# [PROBLEM]
Reproduce the rows below, switching each "chair-leg" to "chair-support" and leaving everything else as it is.

[Page element annotations]

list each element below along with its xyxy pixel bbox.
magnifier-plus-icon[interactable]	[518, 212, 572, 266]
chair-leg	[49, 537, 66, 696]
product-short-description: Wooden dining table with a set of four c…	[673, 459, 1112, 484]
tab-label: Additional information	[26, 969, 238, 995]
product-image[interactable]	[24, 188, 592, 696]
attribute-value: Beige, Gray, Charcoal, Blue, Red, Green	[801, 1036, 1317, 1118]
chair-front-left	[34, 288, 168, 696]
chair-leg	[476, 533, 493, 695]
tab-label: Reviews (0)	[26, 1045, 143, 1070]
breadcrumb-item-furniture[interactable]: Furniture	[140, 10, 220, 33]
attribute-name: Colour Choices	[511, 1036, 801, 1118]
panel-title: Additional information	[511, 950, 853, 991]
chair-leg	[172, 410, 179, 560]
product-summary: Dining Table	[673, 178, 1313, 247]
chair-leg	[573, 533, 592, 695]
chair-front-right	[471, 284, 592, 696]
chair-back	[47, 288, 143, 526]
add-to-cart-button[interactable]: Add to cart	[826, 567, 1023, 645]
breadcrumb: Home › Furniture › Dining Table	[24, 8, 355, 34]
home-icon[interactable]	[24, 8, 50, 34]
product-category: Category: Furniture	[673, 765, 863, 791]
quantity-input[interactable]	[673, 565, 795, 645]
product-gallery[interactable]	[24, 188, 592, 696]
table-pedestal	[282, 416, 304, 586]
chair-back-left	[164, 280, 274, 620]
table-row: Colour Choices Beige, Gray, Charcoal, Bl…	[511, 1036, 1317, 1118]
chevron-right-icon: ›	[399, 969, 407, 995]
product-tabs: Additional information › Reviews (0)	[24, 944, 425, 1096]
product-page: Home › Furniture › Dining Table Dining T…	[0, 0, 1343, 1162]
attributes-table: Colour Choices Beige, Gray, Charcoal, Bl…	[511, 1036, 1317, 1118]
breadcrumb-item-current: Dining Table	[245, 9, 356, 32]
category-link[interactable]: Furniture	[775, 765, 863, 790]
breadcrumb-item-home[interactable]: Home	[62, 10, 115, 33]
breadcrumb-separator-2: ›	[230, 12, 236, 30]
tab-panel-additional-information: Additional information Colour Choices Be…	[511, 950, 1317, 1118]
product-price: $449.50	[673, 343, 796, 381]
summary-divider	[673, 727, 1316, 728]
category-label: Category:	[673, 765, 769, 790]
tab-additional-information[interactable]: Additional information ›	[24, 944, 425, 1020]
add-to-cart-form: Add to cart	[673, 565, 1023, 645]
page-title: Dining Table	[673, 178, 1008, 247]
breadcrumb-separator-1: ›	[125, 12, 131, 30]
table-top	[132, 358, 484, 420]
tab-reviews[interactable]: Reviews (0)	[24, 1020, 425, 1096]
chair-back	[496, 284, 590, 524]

# [REPLY TO THE EXERCISE]
list each element below along with its xyxy pixel bbox.
magnifier-plus-icon[interactable]	[518, 212, 572, 266]
chair-support	[49, 537, 66, 696]
product-short-description: Wooden dining table with a set of four c…	[673, 459, 1112, 484]
tab-label: Additional information	[26, 969, 238, 995]
product-image[interactable]	[24, 188, 592, 696]
attribute-value: Beige, Gray, Charcoal, Blue, Red, Green	[801, 1036, 1317, 1118]
chair-front-left	[34, 288, 168, 696]
chair-support	[476, 533, 493, 695]
tab-label: Reviews (0)	[26, 1045, 143, 1070]
breadcrumb-item-furniture[interactable]: Furniture	[140, 10, 220, 33]
attribute-name: Colour Choices	[511, 1036, 801, 1118]
panel-title: Additional information	[511, 950, 853, 991]
chair-support	[172, 410, 179, 560]
product-summary: Dining Table	[673, 178, 1313, 247]
chair-support	[573, 533, 592, 695]
chair-front-right	[471, 284, 592, 696]
chair-back	[47, 288, 143, 526]
add-to-cart-button[interactable]: Add to cart	[826, 567, 1023, 645]
breadcrumb: Home › Furniture › Dining Table	[24, 8, 355, 34]
home-icon[interactable]	[24, 8, 50, 34]
product-category: Category: Furniture	[673, 765, 863, 791]
quantity-input[interactable]	[673, 565, 795, 645]
product-gallery[interactable]	[24, 188, 592, 696]
table-pedestal	[282, 416, 304, 586]
chair-back-left	[164, 280, 274, 620]
table-row: Colour Choices Beige, Gray, Charcoal, Bl…	[511, 1036, 1317, 1118]
chevron-right-icon: ›	[399, 969, 407, 995]
product-tabs: Additional information › Reviews (0)	[24, 944, 425, 1096]
product-page: Home › Furniture › Dining Table Dining T…	[0, 0, 1343, 1162]
attributes-table: Colour Choices Beige, Gray, Charcoal, Bl…	[511, 1036, 1317, 1118]
breadcrumb-item-current: Dining Table	[245, 9, 356, 32]
category-link[interactable]: Furniture	[775, 765, 863, 790]
breadcrumb-item-home[interactable]: Home	[62, 10, 115, 33]
breadcrumb-separator-2: ›	[230, 12, 236, 30]
tab-panel-additional-information: Additional information Colour Choices Be…	[511, 950, 1317, 1118]
product-price: $449.50	[673, 343, 796, 381]
summary-divider	[673, 727, 1316, 728]
category-label: Category:	[673, 765, 769, 790]
tab-additional-information[interactable]: Additional information ›	[24, 944, 425, 1020]
add-to-cart-form: Add to cart	[673, 565, 1023, 645]
page-title: Dining Table	[673, 178, 1008, 247]
breadcrumb-separator-1: ›	[125, 12, 131, 30]
table-top	[132, 358, 484, 420]
tab-reviews[interactable]: Reviews (0)	[24, 1020, 425, 1096]
chair-back	[496, 284, 590, 524]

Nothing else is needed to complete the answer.